* _Stored data_
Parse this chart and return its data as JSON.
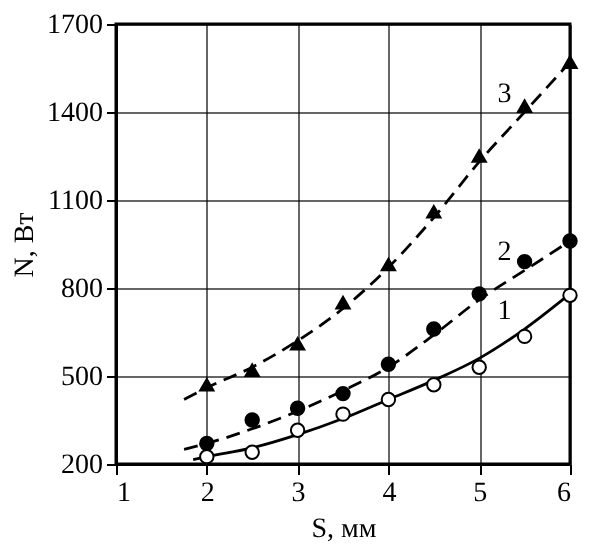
{
  "chart_data": {
    "type": "scatter",
    "xlabel": "S, мм",
    "ylabel": "N, Вт",
    "xlim": [
      1,
      6
    ],
    "ylim": [
      200,
      1700
    ],
    "xticks": [
      1,
      2,
      3,
      4,
      5,
      6
    ],
    "yticks": [
      200,
      500,
      800,
      1100,
      1400,
      1700
    ],
    "grid": true,
    "series": [
      {
        "name": "3",
        "type": "line",
        "color": "#000000",
        "line_style": "dashed",
        "marker": "none",
        "x": [
          1.75,
          2,
          2.5,
          3,
          3.5,
          4,
          4.5,
          5,
          5.5,
          6
        ],
        "values": [
          420,
          460,
          530,
          620,
          730,
          870,
          1040,
          1230,
          1400,
          1570
        ]
      },
      {
        "name": "2",
        "type": "line",
        "color": "#000000",
        "line_style": "dashed",
        "marker": "none",
        "x": [
          1.75,
          2,
          2.5,
          3,
          3.5,
          4,
          4.5,
          5,
          5.5,
          6
        ],
        "values": [
          250,
          270,
          320,
          380,
          450,
          530,
          640,
          760,
          860,
          960
        ]
      },
      {
        "name": "1",
        "type": "line",
        "color": "#000000",
        "line_style": "solid",
        "marker": "none",
        "x": [
          1.85,
          2,
          2.5,
          3,
          3.5,
          4,
          4.5,
          5,
          5.5,
          6
        ],
        "values": [
          215,
          225,
          255,
          300,
          355,
          420,
          485,
          560,
          660,
          780
        ]
      },
      {
        "color": "#000000",
        "marker": "triangle",
        "x": [
          2,
          2.5,
          3,
          3.5,
          4,
          4.5,
          5,
          5.5,
          6
        ],
        "values": [
          470,
          520,
          610,
          750,
          880,
          1060,
          1250,
          1420,
          1570
        ]
      },
      {
        "color": "#000000",
        "marker": "circle",
        "x": [
          2,
          2.5,
          3,
          3.5,
          4,
          4.5,
          5,
          5.5,
          6
        ],
        "values": [
          270,
          350,
          390,
          440,
          540,
          660,
          780,
          890,
          960
        ]
      },
      {
        "color": "#ffffff",
        "marker": "circle",
        "x": [
          2,
          2.5,
          3,
          3.5,
          4,
          4.5,
          5,
          5.5,
          6
        ],
        "values": [
          225,
          240,
          315,
          370,
          420,
          470,
          530,
          635,
          775
        ]
      }
    ]
  }
}
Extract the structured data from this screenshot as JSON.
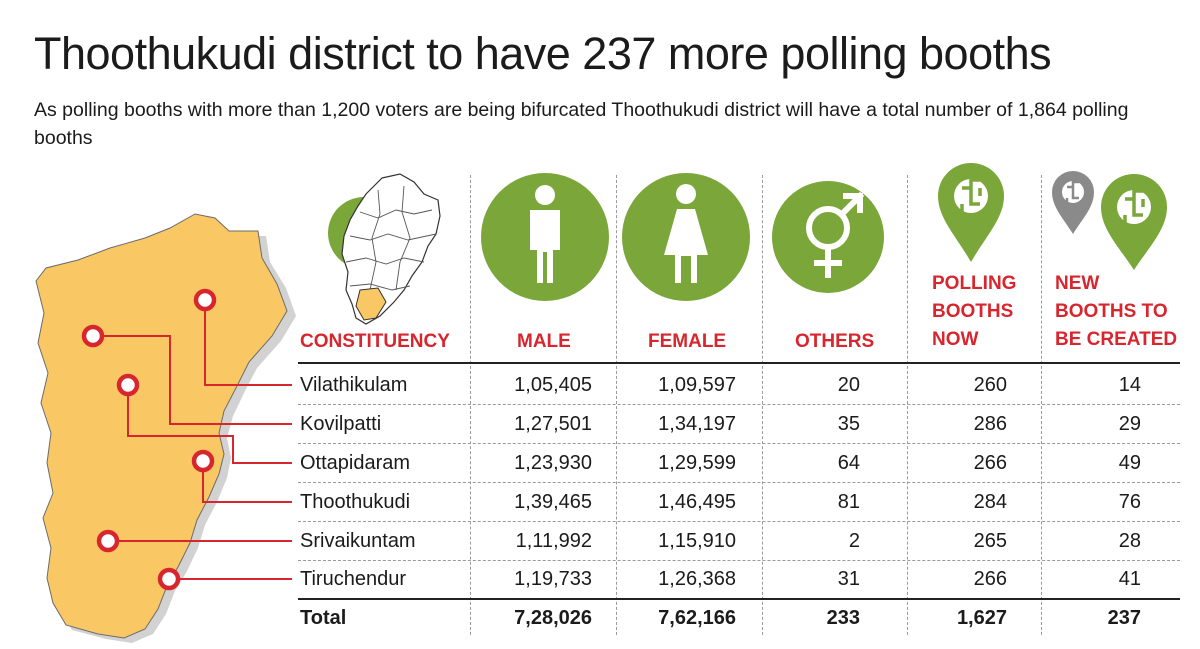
{
  "header": {
    "title": "Thoothukudi district to have 237 more polling booths",
    "subtitle": "As polling booths with more than 1,200 voters are being bifurcated Thoothukudi district will have a total number of 1,864 polling booths"
  },
  "colors": {
    "accent_red": "#d7262e",
    "icon_green": "#7aa63a",
    "icon_grey": "#8a8a8a",
    "map_fill": "#f9c864",
    "map_shadow": "#d2d2d2"
  },
  "icons": [
    "tamil-nadu-map-icon",
    "male-icon",
    "female-icon",
    "others-gender-icon",
    "polling-booth-pin-icon",
    "new-booth-pins-icon"
  ],
  "chart_data": {
    "type": "table",
    "columns": [
      {
        "key": "constituency",
        "label": "CONSTITUENCY"
      },
      {
        "key": "male",
        "label": "MALE"
      },
      {
        "key": "female",
        "label": "FEMALE"
      },
      {
        "key": "others",
        "label": "OTHERS"
      },
      {
        "key": "booths_now",
        "label_lines": [
          "POLLING",
          "BOOTHS",
          "NOW"
        ]
      },
      {
        "key": "new_booths",
        "label_lines": [
          "NEW",
          "BOOTHS TO",
          "BE CREATED"
        ]
      }
    ],
    "rows": [
      {
        "constituency": "Vilathikulam",
        "male": "1,05,405",
        "female": "1,09,597",
        "others": "20",
        "booths_now": "260",
        "new_booths": "14"
      },
      {
        "constituency": "Kovilpatti",
        "male": "1,27,501",
        "female": "1,34,197",
        "others": "35",
        "booths_now": "286",
        "new_booths": "29"
      },
      {
        "constituency": "Ottapidaram",
        "male": "1,23,930",
        "female": "1,29,599",
        "others": "64",
        "booths_now": "266",
        "new_booths": "49"
      },
      {
        "constituency": "Thoothukudi",
        "male": "1,39,465",
        "female": "1,46,495",
        "others": "81",
        "booths_now": "284",
        "new_booths": "76"
      },
      {
        "constituency": "Srivaikuntam",
        "male": "1,11,992",
        "female": "1,15,910",
        "others": "2",
        "booths_now": "265",
        "new_booths": "28"
      },
      {
        "constituency": "Tiruchendur",
        "male": "1,19,733",
        "female": "1,26,368",
        "others": "31",
        "booths_now": "266",
        "new_booths": "41"
      }
    ],
    "total": {
      "constituency": "Total",
      "male": "7,28,026",
      "female": "7,62,166",
      "others": "233",
      "booths_now": "1,627",
      "new_booths": "237"
    }
  }
}
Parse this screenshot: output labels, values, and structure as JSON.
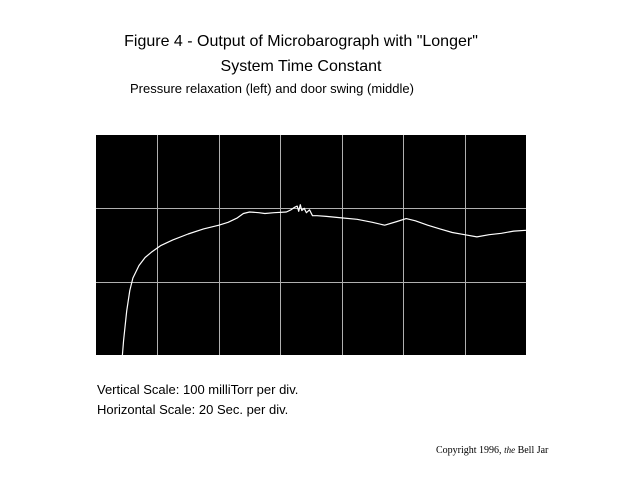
{
  "chart_data": {
    "type": "line",
    "title": "Figure 4 - Output of Microbarograph with \"Longer\"",
    "title_line2": "System Time Constant",
    "subtitle": "Pressure relaxation (left) and door swing (middle)",
    "xlim": [
      0,
      140
    ],
    "ylim": [
      0,
      300
    ],
    "x_div": 20,
    "y_div": 100,
    "grid": true,
    "background": "#000000",
    "grid_color": "#b0b0b0",
    "line_color": "#ffffff",
    "series": [
      {
        "points": [
          [
            8.6,
            0
          ],
          [
            9,
            20
          ],
          [
            10,
            60
          ],
          [
            11,
            88
          ],
          [
            12,
            105
          ],
          [
            14,
            122
          ],
          [
            16,
            133
          ],
          [
            18,
            140
          ],
          [
            21,
            149
          ],
          [
            25,
            157
          ],
          [
            30,
            165
          ],
          [
            35,
            172
          ],
          [
            40,
            177
          ],
          [
            43,
            181
          ],
          [
            46,
            187
          ],
          [
            48,
            193
          ],
          [
            50,
            195
          ],
          [
            53,
            194
          ],
          [
            55,
            193
          ],
          [
            58,
            194
          ],
          [
            62,
            195
          ],
          [
            63.5,
            198
          ],
          [
            64.5,
            201
          ],
          [
            65.5,
            203
          ],
          [
            66,
            196
          ],
          [
            66.5,
            205
          ],
          [
            67,
            197
          ],
          [
            67.8,
            200
          ],
          [
            68.5,
            194
          ],
          [
            69.5,
            198
          ],
          [
            70.5,
            190
          ],
          [
            72,
            190
          ],
          [
            75,
            189
          ],
          [
            80,
            187
          ],
          [
            85,
            185
          ],
          [
            90,
            181
          ],
          [
            94,
            177
          ],
          [
            98,
            182
          ],
          [
            101,
            186
          ],
          [
            104,
            183
          ],
          [
            108,
            177
          ],
          [
            112,
            172
          ],
          [
            116,
            167
          ],
          [
            120,
            164
          ],
          [
            124,
            161
          ],
          [
            128,
            164
          ],
          [
            132,
            166
          ],
          [
            136,
            169
          ],
          [
            140,
            170
          ]
        ]
      }
    ]
  },
  "vertical_scale": "Vertical Scale: 100 milliTorr per div.",
  "horizontal_scale": "Horizontal Scale: 20 Sec. per div.",
  "copyright": {
    "prefix": "Copyright 1996,",
    "the": "the",
    "name": "Bell Jar"
  }
}
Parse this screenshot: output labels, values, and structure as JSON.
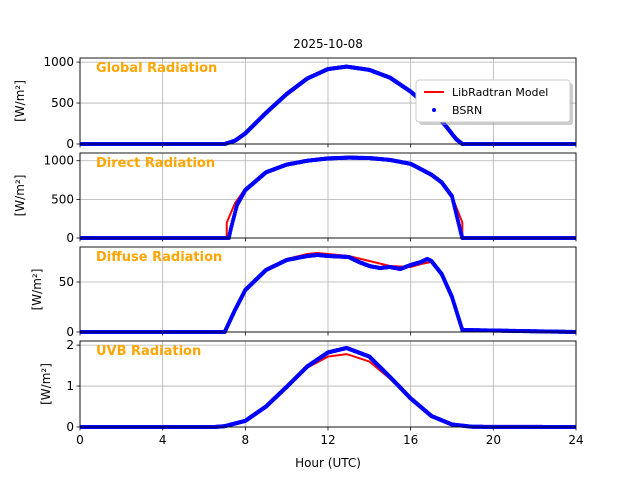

* _Problem to work on_
Reproduce every record above exactly, but leave out the pictures.

* _Task solution_
Parse this chart and return its data as JSON.
{
  "chart_data": {
    "type": "scatter",
    "xlabel": "S, мм",
    "ylabel": "N, Вт",
    "xlim": [
      1,
      6
    ],
    "ylim": [
      200,
      1700
    ],
    "xticks": [
      1,
      2,
      3,
      4,
      5,
      6
    ],
    "yticks": [
      200,
      500,
      800,
      1100,
      1400,
      1700
    ],
    "grid": true,
    "series": [
      {
        "name": "3",
        "type": "line",
        "color": "#000000",
        "line_style": "dashed",
        "marker": "none",
        "x": [
          1.75,
          2,
          2.5,
          3,
          3.5,
          4,
          4.5,
          5,
          5.5,
          6
        ],
        "values": [
          420,
          460,
          530,
          620,
          730,
          870,
          1040,
          1230,
          1400,
          1570
        ]
      },
      {
        "name": "2",
        "type": "line",
        "color": "#000000",
        "line_style": "dashed",
        "marker": "none",
        "x": [
          1.75,
          2,
          2.5,
          3,
          3.5,
          4,
          4.5,
          5,
          5.5,
          6
        ],
        "values": [
          250,
          270,
          320,
          380,
          450,
          530,
          640,
          760,
          860,
          960
        ]
      },
      {
        "name": "1",
        "type": "line",
        "color": "#000000",
        "line_style": "solid",
        "marker": "none",
        "x": [
          1.85,
          2,
          2.5,
          3,
          3.5,
          4,
          4.5,
          5,
          5.5,
          6
        ],
        "values": [
          215,
          225,
          255,
          300,
          355,
          420,
          485,
          560,
          660,
          780
        ]
      },
      {
        "color": "#000000",
        "marker": "triangle",
        "x": [
          2,
          2.5,
          3,
          3.5,
          4,
          4.5,
          5,
          5.5,
          6
        ],
        "values": [
          470,
          520,
          610,
          750,
          880,
          1060,
          1250,
          1420,
          1570
        ]
      },
      {
        "color": "#000000",
        "marker": "circle",
        "x": [
          2,
          2.5,
          3,
          3.5,
          4,
          4.5,
          5,
          5.5,
          6
        ],
        "values": [
          270,
          350,
          390,
          440,
          540,
          660,
          780,
          890,
          960
        ]
      },
      {
        "color": "#ffffff",
        "marker": "circle",
        "x": [
          2,
          2.5,
          3,
          3.5,
          4,
          4.5,
          5,
          5.5,
          6
        ],
        "values": [
          225,
          240,
          315,
          370,
          420,
          470,
          530,
          635,
          775
        ]
      }
    ]
  }
}
Extract the structured data from this screenshot as JSON.
{
  "header": {
    "title": "Thoothukudi district to have 237 more polling booths",
    "subtitle": "As polling booths with more than 1,200 voters are being bifurcated Thoothukudi district will have a total number of 1,864 polling booths"
  },
  "colors": {
    "accent_red": "#d7262e",
    "icon_green": "#7aa63a",
    "icon_grey": "#8a8a8a",
    "map_fill": "#f9c864",
    "map_shadow": "#d2d2d2"
  },
  "icons": [
    "tamil-nadu-map-icon",
    "male-icon",
    "female-icon",
    "others-gender-icon",
    "polling-booth-pin-icon",
    "new-booth-pins-icon"
  ],
  "chart_data": {
    "type": "table",
    "columns": [
      {
        "key": "constituency",
        "label": "CONSTITUENCY"
      },
      {
        "key": "male",
        "label": "MALE"
      },
      {
        "key": "female",
        "label": "FEMALE"
      },
      {
        "key": "others",
        "label": "OTHERS"
      },
      {
        "key": "booths_now",
        "label_lines": [
          "POLLING",
          "BOOTHS",
          "NOW"
        ]
      },
      {
        "key": "new_booths",
        "label_lines": [
          "NEW",
          "BOOTHS TO",
          "BE CREATED"
        ]
      }
    ],
    "rows": [
      {
        "constituency": "Vilathikulam",
        "male": "1,05,405",
        "female": "1,09,597",
        "others": "20",
        "booths_now": "260",
        "new_booths": "14"
      },
      {
        "constituency": "Kovilpatti",
        "male": "1,27,501",
        "female": "1,34,197",
        "others": "35",
        "booths_now": "286",
        "new_booths": "29"
      },
      {
        "constituency": "Ottapidaram",
        "male": "1,23,930",
        "female": "1,29,599",
        "others": "64",
        "booths_now": "266",
        "new_booths": "49"
      },
      {
        "constituency": "Thoothukudi",
        "male": "1,39,465",
        "female": "1,46,495",
        "others": "81",
        "booths_now": "284",
        "new_booths": "76"
      },
      {
        "constituency": "Srivaikuntam",
        "male": "1,11,992",
        "female": "1,15,910",
        "others": "2",
        "booths_now": "265",
        "new_booths": "28"
      },
      {
        "constituency": "Tiruchendur",
        "male": "1,19,733",
        "female": "1,26,368",
        "others": "31",
        "booths_now": "266",
        "new_booths": "41"
      }
    ],
    "total": {
      "constituency": "Total",
      "male": "7,28,026",
      "female": "7,62,166",
      "others": "233",
      "booths_now": "1,627",
      "new_booths": "237"
    }
  }
}
Parse this screenshot: output labels, values, and structure as JSON.
{
  "chart_data": {
    "type": "line",
    "title": "Figure 4 - Output of Microbarograph with \"Longer\"",
    "title_line2": "System Time Constant",
    "subtitle": "Pressure relaxation (left) and door swing (middle)",
    "xlim": [
      0,
      140
    ],
    "ylim": [
      0,
      300
    ],
    "x_div": 20,
    "y_div": 100,
    "grid": true,
    "background": "#000000",
    "grid_color": "#b0b0b0",
    "line_color": "#ffffff",
    "series": [
      {
        "points": [
          [
            8.6,
            0
          ],
          [
            9,
            20
          ],
          [
            10,
            60
          ],
          [
            11,
            88
          ],
          [
            12,
            105
          ],
          [
            14,
            122
          ],
          [
            16,
            133
          ],
          [
            18,
            140
          ],
          [
            21,
            149
          ],
          [
            25,
            157
          ],
          [
            30,
            165
          ],
          [
            35,
            172
          ],
          [
            40,
            177
          ],
          [
            43,
            181
          ],
          [
            46,
            187
          ],
          [
            48,
            193
          ],
          [
            50,
            195
          ],
          [
            53,
            194
          ],
          [
            55,
            193
          ],
          [
            58,
            194
          ],
          [
            62,
            195
          ],
          [
            63.5,
            198
          ],
          [
            64.5,
            201
          ],
          [
            65.5,
            203
          ],
          [
            66,
            196
          ],
          [
            66.5,
            205
          ],
          [
            67,
            197
          ],
          [
            67.8,
            200
          ],
          [
            68.5,
            194
          ],
          [
            69.5,
            198
          ],
          [
            70.5,
            190
          ],
          [
            72,
            190
          ],
          [
            75,
            189
          ],
          [
            80,
            187
          ],
          [
            85,
            185
          ],
          [
            90,
            181
          ],
          [
            94,
            177
          ],
          [
            98,
            182
          ],
          [
            101,
            186
          ],
          [
            104,
            183
          ],
          [
            108,
            177
          ],
          [
            112,
            172
          ],
          [
            116,
            167
          ],
          [
            120,
            164
          ],
          [
            124,
            161
          ],
          [
            128,
            164
          ],
          [
            132,
            166
          ],
          [
            136,
            169
          ],
          [
            140,
            170
          ]
        ]
      }
    ]
  },
  "vertical_scale": "Vertical Scale: 100 milliTorr per div.",
  "horizontal_scale": "Horizontal Scale: 20 Sec. per div.",
  "copyright": {
    "prefix": "Copyright 1996,",
    "the": "the",
    "name": "Bell Jar"
  }
}
Parse this screenshot: output labels, values, and structure as JSON.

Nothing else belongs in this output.